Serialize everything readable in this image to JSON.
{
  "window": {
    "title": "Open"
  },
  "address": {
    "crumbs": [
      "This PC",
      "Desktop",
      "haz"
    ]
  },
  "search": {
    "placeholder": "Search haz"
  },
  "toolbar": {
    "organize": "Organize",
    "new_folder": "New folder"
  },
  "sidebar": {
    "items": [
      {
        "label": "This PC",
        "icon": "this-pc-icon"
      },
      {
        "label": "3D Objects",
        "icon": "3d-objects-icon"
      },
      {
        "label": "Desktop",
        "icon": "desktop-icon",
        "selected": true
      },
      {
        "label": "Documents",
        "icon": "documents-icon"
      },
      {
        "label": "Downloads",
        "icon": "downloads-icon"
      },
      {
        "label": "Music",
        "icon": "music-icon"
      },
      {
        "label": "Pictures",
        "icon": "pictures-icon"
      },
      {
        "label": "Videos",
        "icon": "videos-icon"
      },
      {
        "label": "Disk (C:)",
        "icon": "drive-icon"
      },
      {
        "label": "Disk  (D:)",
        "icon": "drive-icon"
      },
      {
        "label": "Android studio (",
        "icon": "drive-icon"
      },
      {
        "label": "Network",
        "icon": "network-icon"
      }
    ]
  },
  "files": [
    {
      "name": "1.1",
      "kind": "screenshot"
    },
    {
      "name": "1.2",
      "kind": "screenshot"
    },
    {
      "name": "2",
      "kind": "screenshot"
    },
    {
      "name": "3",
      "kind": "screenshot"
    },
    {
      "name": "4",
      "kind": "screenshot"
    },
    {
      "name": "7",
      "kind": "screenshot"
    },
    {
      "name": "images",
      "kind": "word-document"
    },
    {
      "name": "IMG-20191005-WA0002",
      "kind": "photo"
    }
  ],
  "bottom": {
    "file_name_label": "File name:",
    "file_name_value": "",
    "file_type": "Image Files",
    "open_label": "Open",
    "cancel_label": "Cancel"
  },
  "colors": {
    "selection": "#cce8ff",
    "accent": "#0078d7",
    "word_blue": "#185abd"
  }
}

— TASK TO CARRY OUT —
Using the entries above, please restate each one word for word.

— THE COMPLETED TASK —
Serialize everything readable in this image to JSON.
{
  "window": {
    "title": "Open"
  },
  "address": {
    "crumbs": [
      "This PC",
      "Desktop",
      "haz"
    ]
  },
  "search": {
    "placeholder": "Search haz"
  },
  "toolbar": {
    "organize": "Organize",
    "new_folder": "New folder"
  },
  "sidebar": {
    "items": [
      {
        "label": "This PC",
        "icon": "this-pc-icon"
      },
      {
        "label": "3D Objects",
        "icon": "3d-objects-icon"
      },
      {
        "label": "Desktop",
        "icon": "desktop-icon",
        "selected": true
      },
      {
        "label": "Documents",
        "icon": "documents-icon"
      },
      {
        "label": "Downloads",
        "icon": "downloads-icon"
      },
      {
        "label": "Music",
        "icon": "music-icon"
      },
      {
        "label": "Pictures",
        "icon": "pictures-icon"
      },
      {
        "label": "Videos",
        "icon": "videos-icon"
      },
      {
        "label": "Disk (C:)",
        "icon": "drive-icon"
      },
      {
        "label": "Disk  (D:)",
        "icon": "drive-icon"
      },
      {
        "label": "Android studio (",
        "icon": "drive-icon"
      },
      {
        "label": "Network",
        "icon": "network-icon"
      }
    ]
  },
  "files": [
    {
      "name": "1.1",
      "kind": "screenshot"
    },
    {
      "name": "1.2",
      "kind": "screenshot"
    },
    {
      "name": "2",
      "kind": "screenshot"
    },
    {
      "name": "3",
      "kind": "screenshot"
    },
    {
      "name": "4",
      "kind": "screenshot"
    },
    {
      "name": "7",
      "kind": "screenshot"
    },
    {
      "name": "images",
      "kind": "word-document"
    },
    {
      "name": "IMG-20191005-WA0002",
      "kind": "photo"
    }
  ],
  "bottom": {
    "file_name_label": "File name:",
    "file_name_value": "",
    "file_type": "Image Files",
    "open_label": "Open",
    "cancel_label": "Cancel"
  },
  "colors": {
    "selection": "#cce8ff",
    "accent": "#0078d7",
    "word_blue": "#185abd"
  }
}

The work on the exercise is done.